INSTRUCTIONS TO FOLLOW
Scan the records below. List lines holding "title".

####################

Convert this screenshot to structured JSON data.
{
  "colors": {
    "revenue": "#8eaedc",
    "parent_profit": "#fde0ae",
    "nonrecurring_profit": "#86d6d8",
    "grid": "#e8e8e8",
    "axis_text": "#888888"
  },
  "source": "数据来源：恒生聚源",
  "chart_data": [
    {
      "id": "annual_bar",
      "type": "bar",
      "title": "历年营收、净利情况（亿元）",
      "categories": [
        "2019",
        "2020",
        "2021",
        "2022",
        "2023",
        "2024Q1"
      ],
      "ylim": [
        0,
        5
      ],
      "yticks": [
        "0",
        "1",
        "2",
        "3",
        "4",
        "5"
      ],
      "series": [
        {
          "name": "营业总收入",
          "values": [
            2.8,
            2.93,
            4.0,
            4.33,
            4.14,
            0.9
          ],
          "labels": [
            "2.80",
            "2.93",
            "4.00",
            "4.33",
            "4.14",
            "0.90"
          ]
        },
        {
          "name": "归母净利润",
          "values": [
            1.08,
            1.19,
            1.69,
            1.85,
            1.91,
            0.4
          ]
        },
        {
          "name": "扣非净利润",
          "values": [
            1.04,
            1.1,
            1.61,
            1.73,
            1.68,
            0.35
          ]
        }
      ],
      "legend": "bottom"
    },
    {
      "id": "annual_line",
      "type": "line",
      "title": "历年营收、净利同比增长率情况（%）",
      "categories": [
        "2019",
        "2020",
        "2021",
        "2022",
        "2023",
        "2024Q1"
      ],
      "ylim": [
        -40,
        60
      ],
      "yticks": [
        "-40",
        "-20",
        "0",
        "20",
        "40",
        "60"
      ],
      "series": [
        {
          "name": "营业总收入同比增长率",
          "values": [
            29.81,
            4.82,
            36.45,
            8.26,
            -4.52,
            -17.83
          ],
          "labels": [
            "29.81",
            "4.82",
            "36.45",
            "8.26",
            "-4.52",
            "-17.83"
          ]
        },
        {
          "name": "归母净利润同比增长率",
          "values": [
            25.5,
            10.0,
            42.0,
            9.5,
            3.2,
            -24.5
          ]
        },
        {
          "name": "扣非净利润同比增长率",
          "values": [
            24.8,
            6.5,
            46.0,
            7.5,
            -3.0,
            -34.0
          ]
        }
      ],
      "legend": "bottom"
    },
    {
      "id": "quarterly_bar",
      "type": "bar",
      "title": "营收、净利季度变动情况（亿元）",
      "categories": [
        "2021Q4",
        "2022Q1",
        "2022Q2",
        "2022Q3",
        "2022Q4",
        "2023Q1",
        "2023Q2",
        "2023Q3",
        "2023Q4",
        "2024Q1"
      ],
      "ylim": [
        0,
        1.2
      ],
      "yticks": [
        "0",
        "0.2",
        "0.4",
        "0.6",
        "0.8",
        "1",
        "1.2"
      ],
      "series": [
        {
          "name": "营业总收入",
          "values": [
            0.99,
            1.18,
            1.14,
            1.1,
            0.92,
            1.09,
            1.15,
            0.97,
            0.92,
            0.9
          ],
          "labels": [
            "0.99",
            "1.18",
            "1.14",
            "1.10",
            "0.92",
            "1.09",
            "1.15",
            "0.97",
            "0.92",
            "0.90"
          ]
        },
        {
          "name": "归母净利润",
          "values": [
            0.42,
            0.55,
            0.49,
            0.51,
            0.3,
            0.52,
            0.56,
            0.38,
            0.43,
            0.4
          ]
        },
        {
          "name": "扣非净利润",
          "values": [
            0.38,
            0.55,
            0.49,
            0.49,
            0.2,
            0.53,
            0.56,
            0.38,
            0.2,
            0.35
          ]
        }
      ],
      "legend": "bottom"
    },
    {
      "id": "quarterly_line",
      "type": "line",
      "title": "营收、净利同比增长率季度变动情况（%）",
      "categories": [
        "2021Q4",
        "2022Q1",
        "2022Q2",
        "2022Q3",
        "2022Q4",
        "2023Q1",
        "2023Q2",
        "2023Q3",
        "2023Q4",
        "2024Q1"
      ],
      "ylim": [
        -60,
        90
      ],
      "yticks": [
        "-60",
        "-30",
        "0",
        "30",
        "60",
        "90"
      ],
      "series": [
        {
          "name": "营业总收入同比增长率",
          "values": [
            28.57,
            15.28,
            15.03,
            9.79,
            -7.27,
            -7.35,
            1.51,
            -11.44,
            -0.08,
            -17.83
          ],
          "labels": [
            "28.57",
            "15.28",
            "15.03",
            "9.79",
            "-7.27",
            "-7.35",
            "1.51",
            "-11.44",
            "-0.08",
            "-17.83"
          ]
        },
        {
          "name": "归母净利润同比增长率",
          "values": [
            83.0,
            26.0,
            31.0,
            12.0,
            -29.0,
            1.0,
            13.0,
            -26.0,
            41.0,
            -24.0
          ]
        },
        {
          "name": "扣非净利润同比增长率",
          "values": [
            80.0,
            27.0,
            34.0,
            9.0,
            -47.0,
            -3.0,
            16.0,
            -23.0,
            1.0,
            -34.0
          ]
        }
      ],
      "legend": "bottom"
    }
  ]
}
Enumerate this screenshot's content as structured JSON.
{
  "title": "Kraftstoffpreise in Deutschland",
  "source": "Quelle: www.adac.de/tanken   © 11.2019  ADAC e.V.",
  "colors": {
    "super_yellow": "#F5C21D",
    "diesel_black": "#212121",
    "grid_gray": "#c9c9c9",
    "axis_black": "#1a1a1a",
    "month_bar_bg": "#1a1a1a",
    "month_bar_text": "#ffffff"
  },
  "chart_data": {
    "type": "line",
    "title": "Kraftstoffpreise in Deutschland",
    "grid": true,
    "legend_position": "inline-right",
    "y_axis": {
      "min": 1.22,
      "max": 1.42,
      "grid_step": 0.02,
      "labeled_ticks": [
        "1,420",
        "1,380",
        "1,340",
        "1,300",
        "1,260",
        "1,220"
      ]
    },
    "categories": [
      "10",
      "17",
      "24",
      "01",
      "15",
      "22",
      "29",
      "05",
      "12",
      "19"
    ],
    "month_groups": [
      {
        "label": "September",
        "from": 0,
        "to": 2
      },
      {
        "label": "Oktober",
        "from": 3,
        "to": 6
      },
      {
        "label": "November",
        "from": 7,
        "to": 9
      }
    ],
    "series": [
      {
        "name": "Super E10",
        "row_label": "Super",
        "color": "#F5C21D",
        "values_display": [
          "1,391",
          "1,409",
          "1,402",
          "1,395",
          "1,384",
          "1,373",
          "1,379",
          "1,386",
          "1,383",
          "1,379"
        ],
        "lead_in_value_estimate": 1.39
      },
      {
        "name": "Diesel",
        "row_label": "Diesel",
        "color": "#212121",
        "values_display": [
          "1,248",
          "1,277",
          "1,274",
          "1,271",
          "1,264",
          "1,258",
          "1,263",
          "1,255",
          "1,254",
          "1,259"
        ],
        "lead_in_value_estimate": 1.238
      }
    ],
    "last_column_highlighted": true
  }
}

####################

TASK RESPONSE
      "title": "历年营收、净利情况（亿元）",
      "title": "历年营收、净利同比增长率情况（%）",
      "title": "营收、净利季度变动情况（亿元）",
      "title": "营收、净利同比增长率季度变动情况（%）",
  "title": "Kraftstoffpreise in Deutschland",
    "title": "Kraftstoffpreise in Deutschland",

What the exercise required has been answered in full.